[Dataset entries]
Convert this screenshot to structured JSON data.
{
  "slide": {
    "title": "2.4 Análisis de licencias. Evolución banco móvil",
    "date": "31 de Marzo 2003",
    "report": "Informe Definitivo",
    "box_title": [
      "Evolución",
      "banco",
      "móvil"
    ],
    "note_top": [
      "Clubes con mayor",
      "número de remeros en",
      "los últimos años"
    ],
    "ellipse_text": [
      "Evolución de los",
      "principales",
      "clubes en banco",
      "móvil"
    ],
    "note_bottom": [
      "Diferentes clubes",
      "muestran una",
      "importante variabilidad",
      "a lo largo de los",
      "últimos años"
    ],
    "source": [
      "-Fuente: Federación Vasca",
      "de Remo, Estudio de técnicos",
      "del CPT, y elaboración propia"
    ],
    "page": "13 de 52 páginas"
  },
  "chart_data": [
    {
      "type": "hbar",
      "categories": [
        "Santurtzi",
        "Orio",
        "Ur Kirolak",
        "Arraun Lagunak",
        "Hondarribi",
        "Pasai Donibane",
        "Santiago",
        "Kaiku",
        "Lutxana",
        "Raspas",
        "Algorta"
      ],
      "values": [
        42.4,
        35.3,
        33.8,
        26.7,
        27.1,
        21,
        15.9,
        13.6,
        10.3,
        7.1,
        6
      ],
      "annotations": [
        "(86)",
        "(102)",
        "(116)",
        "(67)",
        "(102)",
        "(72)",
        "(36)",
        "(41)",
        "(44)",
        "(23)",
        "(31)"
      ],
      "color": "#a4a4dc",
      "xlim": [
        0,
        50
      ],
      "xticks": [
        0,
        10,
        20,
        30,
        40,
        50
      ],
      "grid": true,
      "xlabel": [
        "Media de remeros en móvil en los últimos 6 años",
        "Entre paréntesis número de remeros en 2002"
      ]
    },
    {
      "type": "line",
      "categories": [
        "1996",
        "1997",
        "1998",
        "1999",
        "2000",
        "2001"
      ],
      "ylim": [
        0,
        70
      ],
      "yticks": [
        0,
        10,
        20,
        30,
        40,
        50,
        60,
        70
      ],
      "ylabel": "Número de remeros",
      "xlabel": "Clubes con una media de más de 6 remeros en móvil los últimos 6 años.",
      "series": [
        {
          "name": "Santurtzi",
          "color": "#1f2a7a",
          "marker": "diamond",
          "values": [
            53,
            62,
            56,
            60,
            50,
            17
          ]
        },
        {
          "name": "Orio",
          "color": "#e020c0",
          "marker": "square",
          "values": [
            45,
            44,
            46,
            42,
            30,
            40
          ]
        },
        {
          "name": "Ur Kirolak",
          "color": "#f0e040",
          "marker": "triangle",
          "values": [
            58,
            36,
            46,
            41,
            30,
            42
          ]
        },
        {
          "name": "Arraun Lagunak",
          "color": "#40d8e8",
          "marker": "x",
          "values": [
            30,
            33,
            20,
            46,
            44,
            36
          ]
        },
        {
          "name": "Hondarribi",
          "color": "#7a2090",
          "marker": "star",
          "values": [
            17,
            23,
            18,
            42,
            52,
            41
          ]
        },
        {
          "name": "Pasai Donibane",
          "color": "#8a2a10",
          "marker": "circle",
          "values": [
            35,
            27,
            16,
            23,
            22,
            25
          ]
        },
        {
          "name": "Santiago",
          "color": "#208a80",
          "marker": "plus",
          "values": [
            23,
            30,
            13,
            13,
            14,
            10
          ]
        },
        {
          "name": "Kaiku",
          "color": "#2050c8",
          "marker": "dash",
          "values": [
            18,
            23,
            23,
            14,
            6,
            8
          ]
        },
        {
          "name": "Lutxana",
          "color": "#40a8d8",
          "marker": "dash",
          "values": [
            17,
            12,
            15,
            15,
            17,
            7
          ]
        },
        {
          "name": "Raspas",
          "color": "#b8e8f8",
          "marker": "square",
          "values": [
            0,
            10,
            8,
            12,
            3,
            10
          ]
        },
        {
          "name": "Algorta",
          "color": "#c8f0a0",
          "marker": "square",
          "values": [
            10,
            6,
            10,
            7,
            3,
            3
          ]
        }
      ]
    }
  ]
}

=== Task details ===
Copy each line holding the word "remeros" from the listing above.

=== Answer ===
      "número de remeros en",
        "Media de remeros en móvil en los últimos 6 años",
        "Entre paréntesis número de remeros en 2002"
      "ylabel": "Número de remeros",
      "xlabel": "Clubes con una media de más de 6 remeros en móvil los últimos 6 años.",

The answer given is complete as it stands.